* What this task involves
Answer with one number: the count of lines in the listing below that hold the word "screenshot".

* Dataset items
____

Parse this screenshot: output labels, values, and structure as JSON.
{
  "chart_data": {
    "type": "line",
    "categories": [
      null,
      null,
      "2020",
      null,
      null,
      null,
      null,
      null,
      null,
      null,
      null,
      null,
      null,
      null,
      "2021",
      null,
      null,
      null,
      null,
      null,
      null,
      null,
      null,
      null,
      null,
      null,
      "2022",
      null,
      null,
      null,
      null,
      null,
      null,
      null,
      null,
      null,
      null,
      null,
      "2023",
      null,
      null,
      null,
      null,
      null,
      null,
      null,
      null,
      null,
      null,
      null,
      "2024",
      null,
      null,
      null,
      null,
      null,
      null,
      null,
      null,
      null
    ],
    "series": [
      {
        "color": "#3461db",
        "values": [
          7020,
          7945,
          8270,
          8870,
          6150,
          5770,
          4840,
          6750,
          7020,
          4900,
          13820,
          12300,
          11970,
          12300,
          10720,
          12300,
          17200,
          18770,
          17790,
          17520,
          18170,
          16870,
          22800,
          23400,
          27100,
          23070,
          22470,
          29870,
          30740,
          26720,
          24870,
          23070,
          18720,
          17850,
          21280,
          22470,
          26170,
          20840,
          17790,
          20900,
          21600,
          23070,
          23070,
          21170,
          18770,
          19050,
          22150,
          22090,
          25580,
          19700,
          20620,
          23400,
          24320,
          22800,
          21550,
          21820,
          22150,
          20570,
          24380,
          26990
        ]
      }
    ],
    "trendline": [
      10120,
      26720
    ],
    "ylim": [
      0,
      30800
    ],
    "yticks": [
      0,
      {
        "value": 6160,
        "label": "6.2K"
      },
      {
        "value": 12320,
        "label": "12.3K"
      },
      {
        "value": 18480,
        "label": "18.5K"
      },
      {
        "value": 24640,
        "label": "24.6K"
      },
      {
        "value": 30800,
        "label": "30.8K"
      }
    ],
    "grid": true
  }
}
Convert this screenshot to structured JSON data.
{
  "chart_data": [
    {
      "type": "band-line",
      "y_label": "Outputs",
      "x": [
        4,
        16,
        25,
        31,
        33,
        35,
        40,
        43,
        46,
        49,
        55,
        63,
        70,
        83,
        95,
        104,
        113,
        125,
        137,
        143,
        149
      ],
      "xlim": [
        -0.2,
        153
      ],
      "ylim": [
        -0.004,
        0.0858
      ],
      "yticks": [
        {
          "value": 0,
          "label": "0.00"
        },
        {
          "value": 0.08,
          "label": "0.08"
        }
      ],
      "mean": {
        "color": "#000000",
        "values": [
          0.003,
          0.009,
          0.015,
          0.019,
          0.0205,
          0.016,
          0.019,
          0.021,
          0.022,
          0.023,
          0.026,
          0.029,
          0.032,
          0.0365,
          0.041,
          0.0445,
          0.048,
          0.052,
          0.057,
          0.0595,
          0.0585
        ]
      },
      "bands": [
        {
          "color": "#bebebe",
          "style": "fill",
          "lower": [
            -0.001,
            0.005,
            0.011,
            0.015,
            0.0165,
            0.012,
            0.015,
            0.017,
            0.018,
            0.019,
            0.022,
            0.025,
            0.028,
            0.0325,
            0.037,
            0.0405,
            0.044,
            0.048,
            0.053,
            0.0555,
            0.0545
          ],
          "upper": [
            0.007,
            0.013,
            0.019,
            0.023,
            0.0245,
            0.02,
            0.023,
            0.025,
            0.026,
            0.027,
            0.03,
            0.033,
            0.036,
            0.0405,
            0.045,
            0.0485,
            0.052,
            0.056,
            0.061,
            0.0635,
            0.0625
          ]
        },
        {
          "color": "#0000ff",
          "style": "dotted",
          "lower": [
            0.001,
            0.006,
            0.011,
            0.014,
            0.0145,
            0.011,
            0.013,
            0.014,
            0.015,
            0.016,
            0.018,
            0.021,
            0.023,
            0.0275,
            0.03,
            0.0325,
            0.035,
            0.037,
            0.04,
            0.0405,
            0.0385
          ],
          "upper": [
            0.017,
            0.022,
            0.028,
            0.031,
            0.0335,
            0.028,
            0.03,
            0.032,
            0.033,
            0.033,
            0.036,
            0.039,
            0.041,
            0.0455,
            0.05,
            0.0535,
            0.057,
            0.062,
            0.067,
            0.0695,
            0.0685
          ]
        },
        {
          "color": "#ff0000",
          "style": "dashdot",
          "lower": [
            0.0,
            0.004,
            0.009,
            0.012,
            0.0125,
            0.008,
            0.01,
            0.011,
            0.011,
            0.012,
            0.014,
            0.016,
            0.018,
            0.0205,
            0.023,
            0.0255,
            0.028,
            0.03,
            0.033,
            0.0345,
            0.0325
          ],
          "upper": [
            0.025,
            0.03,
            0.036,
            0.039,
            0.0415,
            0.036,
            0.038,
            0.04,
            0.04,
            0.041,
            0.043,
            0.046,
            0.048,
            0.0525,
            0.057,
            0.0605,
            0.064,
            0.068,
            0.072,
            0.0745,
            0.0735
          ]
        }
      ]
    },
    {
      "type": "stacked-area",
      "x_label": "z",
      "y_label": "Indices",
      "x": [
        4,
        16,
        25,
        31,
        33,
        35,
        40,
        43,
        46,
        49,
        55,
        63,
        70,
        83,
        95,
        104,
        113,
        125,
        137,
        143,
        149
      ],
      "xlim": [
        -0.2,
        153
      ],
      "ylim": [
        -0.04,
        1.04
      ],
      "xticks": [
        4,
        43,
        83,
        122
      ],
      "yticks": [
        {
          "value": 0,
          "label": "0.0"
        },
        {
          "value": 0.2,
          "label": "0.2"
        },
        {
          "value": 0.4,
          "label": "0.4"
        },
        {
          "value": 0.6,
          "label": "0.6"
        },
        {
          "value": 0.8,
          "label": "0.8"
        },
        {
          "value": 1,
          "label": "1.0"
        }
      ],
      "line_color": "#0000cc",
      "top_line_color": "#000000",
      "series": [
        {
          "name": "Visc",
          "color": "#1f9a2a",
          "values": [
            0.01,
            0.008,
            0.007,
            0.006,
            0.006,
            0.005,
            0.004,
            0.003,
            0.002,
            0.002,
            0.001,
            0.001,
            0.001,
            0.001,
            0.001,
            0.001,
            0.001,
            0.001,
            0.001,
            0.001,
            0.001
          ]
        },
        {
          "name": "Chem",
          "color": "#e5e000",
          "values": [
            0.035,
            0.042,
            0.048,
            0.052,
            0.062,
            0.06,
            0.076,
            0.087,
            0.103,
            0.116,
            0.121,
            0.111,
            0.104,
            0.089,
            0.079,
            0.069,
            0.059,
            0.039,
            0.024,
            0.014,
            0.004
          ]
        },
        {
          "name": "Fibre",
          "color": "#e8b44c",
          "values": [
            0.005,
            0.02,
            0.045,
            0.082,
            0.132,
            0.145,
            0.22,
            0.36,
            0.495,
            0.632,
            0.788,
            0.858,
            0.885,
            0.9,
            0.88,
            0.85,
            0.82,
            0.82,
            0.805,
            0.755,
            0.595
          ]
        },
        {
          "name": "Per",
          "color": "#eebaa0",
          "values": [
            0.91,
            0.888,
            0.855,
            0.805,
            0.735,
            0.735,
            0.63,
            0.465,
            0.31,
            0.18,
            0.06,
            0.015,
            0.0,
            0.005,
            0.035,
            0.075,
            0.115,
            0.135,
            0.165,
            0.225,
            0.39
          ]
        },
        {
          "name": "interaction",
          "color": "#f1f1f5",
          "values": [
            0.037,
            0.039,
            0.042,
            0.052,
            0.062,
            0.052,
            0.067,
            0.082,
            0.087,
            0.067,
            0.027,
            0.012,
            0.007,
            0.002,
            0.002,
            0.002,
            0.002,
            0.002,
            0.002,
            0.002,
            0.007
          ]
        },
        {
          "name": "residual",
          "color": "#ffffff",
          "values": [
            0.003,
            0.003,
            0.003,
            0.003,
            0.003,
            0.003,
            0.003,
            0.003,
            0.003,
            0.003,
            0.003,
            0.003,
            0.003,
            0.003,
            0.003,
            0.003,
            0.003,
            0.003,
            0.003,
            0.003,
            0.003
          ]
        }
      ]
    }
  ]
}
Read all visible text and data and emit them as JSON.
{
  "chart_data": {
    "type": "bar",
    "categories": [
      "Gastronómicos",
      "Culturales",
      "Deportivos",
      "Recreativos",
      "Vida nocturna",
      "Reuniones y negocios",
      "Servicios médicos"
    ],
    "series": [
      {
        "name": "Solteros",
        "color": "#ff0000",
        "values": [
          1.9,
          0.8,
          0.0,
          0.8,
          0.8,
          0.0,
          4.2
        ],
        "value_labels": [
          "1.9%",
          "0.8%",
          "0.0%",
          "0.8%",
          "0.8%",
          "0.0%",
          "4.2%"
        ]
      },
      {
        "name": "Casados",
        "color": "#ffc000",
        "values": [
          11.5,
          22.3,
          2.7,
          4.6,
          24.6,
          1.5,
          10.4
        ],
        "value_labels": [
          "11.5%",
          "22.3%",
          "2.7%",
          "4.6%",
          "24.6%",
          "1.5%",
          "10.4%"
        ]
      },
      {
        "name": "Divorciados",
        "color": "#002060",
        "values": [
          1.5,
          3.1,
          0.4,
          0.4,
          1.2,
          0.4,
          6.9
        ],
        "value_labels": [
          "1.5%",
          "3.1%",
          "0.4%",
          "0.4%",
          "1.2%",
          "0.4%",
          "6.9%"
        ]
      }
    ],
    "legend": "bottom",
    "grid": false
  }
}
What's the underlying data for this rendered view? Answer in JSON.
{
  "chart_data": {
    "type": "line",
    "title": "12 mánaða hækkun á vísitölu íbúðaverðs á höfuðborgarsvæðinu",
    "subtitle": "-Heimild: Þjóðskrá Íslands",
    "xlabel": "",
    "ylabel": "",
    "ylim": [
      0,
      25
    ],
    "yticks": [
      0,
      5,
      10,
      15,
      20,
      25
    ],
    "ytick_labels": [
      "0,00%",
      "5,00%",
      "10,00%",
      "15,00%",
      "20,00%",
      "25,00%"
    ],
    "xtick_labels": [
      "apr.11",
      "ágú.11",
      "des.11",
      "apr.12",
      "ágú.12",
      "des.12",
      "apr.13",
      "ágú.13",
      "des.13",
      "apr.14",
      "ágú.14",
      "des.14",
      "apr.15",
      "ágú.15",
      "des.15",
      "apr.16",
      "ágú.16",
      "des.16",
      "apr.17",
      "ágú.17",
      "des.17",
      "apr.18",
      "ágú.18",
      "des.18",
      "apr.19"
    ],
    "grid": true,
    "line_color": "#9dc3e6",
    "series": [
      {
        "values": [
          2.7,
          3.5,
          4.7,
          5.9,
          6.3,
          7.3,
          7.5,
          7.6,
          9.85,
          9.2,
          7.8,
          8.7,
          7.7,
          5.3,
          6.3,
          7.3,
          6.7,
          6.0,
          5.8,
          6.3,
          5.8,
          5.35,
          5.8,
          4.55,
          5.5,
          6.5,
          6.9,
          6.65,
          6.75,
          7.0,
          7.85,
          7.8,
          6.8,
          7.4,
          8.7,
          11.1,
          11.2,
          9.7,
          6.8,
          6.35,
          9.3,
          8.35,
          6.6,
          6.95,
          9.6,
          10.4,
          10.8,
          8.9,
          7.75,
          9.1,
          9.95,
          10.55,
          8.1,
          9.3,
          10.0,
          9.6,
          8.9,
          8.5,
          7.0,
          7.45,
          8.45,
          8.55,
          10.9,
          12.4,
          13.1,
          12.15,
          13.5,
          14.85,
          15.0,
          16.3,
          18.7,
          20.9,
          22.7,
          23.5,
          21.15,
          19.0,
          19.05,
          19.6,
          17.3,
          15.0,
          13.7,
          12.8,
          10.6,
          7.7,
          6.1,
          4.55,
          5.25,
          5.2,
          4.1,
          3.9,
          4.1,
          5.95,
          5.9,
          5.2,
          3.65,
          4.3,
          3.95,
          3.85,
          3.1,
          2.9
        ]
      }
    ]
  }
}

____

* Answer to the exercise
2